Canada to the United States
During the mid-1800’s people started realizing the importance of the buffalo, not only for animal cruelty reasons, but for grassland ecological and future resources.
Someone needed to speak out and step up and over the years they did, but never enough at one time to count, in those tough times.
The real extermination of the buffalo was caused by the demands of trade there can be no doubt, aided and abetted by sportsmen, Indians, and others; but the blame really lies with the government that in all these years permitted a few ignorant Congressman to block the legislature in favor of the protection of the bison, so that all the efforts of humanitarians were defeated and the bills, when passed, pigeonholed. (The Morning Post North Carolina Dec 27, 1899)
It’s hard to track Charles “Buffalo ” Jones animals, he was a trader and I am not sure how much he actually cared about them. I have read several articles where he has robbed them from their mothers, only to have them die in his ownership. Reports include a loss of an entire herd when he left them unattended. It’s hard to envision for me, as I read through his life stories, so I personally do not add him to the list of “saviors”.
1873 Samuel Walking Coyote at a Piegan camp on Montana’s Milk River where lived Sam “who had a sharp tongue, a swift temper and (a) son-in-law” who “cheated his wife’s irascible father in a horse swap,” arousing his ire. Life quickly became too hot around camp that winter for the young horse-trader because “every time the old man thought about him, he reached for something to throw; and his aim was good” Dixon Craig of the Edmonton Journal, who also did good bison research, called Sam a renegade. The young man left his parents-in-law and bride and headed north into Saskatchewan where he became an honest hunter of what remained of the southern half of the once-great bison herd. One day he was lucky enough to capture some calves. A Canadian Press story datelined Wainwright, Alberta gave the number as two bulls and two heifers. Because he missed his young wife considerably, he decided perhaps her cantankerous dad might forgive him if he brought the calves as a gift. He herded his peace offering into the U.S. where his father-in-law eagerly accepted it. Sam trailed his calves to this little farm on the Flathead Reserve whereby 1884 the four had increased to 13. Old age and difficulty financing his wards caused him to sell. (what’s to become the Pablo -Allard herd) (Manitoba History) Details of Walking Coyote appear differently in other sources, but the gist is all the same. For more on Walking Coyote
Canada has done some of their own history and this is their list: Bison Conservation: The Canadian Story Charlie Alloway, James McKay, Sam Bedson, Ephrem Brisebois, Howard Eaton, Donald Smith, Norman Luxton, Frank Oliver, Howard Douglas and Alex Ayotte left Canadians a most enviable conservation legacy. Let’s treasure it deeply and enhance it.
1873 In the spring, Charles Alloway and James McKay traveled west to capture buffalo calves. Taking along a domestic cow as a foster mother they joined a Métis brigade and spent the whole summer capturing three young calves near Prince Albert, Saskatchewan and bringing them safely to Winnipeg. Next spring they captured three more, but one died en route home. Four years before his death in 1929, Charlie described these expeditions to a Winnipeg Tribune reporter.

============================================================

Objective -
In the text on bison conservation, what did Charles Alloway and James McKay take along as a foster mother for the calves?

============================================================

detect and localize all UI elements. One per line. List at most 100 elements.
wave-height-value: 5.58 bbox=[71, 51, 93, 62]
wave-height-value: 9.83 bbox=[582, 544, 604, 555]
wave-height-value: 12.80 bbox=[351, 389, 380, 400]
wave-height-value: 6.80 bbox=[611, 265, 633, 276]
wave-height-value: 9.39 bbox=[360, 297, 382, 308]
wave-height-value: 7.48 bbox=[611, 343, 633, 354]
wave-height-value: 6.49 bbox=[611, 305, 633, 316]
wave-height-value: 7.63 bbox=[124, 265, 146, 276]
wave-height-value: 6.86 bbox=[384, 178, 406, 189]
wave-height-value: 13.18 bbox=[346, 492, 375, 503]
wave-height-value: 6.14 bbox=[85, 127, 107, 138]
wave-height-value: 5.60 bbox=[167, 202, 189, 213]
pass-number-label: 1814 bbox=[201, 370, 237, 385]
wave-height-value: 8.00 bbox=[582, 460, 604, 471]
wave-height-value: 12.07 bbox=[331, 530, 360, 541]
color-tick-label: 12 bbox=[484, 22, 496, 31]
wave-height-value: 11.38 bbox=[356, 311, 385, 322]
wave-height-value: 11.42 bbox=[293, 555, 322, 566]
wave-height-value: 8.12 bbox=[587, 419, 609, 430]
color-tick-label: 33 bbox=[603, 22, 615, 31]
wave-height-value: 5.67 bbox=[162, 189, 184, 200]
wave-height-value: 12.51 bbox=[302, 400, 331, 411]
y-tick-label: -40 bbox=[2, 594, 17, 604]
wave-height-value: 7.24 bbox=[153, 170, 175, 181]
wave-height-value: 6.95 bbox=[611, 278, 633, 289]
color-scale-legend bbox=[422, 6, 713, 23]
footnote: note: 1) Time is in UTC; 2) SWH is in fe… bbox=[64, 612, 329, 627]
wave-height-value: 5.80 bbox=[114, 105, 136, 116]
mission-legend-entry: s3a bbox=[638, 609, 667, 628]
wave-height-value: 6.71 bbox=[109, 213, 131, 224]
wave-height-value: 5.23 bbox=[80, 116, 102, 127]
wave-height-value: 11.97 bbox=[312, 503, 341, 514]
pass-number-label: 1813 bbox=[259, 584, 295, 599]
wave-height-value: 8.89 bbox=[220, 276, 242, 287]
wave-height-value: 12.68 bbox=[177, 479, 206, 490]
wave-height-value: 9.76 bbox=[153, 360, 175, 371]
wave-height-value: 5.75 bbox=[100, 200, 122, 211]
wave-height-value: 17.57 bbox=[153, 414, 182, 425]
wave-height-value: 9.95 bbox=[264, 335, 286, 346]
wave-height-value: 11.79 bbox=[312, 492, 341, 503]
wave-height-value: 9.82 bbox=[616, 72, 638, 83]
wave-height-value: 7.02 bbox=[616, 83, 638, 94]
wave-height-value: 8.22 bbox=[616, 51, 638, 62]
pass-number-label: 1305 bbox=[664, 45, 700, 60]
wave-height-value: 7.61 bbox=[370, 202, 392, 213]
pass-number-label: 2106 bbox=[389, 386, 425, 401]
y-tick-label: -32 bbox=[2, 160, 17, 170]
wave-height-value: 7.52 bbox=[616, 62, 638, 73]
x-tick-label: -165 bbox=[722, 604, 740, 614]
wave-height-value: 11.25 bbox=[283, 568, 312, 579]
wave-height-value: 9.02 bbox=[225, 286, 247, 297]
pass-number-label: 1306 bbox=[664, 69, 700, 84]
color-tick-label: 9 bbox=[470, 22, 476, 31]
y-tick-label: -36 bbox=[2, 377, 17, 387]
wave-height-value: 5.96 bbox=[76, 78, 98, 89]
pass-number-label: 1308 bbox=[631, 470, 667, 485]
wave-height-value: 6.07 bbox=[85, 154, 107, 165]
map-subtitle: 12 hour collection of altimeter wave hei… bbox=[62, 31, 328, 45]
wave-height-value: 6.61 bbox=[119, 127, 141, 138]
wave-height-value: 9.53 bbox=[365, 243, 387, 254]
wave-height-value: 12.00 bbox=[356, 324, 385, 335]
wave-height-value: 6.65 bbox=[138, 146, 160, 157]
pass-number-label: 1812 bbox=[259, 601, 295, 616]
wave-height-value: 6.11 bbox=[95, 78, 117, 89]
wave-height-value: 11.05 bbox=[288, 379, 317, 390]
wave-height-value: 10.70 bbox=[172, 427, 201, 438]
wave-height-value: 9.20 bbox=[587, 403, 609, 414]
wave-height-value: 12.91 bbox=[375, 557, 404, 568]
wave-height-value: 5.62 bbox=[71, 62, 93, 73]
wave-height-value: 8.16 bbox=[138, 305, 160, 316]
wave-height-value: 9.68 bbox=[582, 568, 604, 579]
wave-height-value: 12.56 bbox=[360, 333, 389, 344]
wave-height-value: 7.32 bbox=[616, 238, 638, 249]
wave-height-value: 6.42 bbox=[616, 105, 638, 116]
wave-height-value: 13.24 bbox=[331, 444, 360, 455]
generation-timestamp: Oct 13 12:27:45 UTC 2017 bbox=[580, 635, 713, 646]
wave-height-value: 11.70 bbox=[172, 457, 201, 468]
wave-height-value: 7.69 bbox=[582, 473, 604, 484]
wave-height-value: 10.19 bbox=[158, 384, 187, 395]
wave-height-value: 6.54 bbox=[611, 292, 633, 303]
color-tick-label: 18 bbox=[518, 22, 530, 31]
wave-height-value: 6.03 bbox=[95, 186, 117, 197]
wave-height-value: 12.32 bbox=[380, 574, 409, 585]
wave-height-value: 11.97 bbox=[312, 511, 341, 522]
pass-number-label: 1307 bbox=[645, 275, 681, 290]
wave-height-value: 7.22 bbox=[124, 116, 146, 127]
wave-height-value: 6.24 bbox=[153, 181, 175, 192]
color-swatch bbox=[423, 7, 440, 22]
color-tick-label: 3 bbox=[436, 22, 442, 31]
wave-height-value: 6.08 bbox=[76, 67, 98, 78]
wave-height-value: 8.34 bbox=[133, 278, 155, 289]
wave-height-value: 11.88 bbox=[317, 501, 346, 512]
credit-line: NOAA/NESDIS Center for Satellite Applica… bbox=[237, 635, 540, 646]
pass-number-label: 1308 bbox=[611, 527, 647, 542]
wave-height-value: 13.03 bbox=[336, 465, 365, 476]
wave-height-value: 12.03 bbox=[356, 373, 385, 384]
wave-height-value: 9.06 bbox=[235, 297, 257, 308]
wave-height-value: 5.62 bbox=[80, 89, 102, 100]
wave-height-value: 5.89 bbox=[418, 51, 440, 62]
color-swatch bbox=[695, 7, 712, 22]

============================================================

Response for this exercise -
A domestic cow.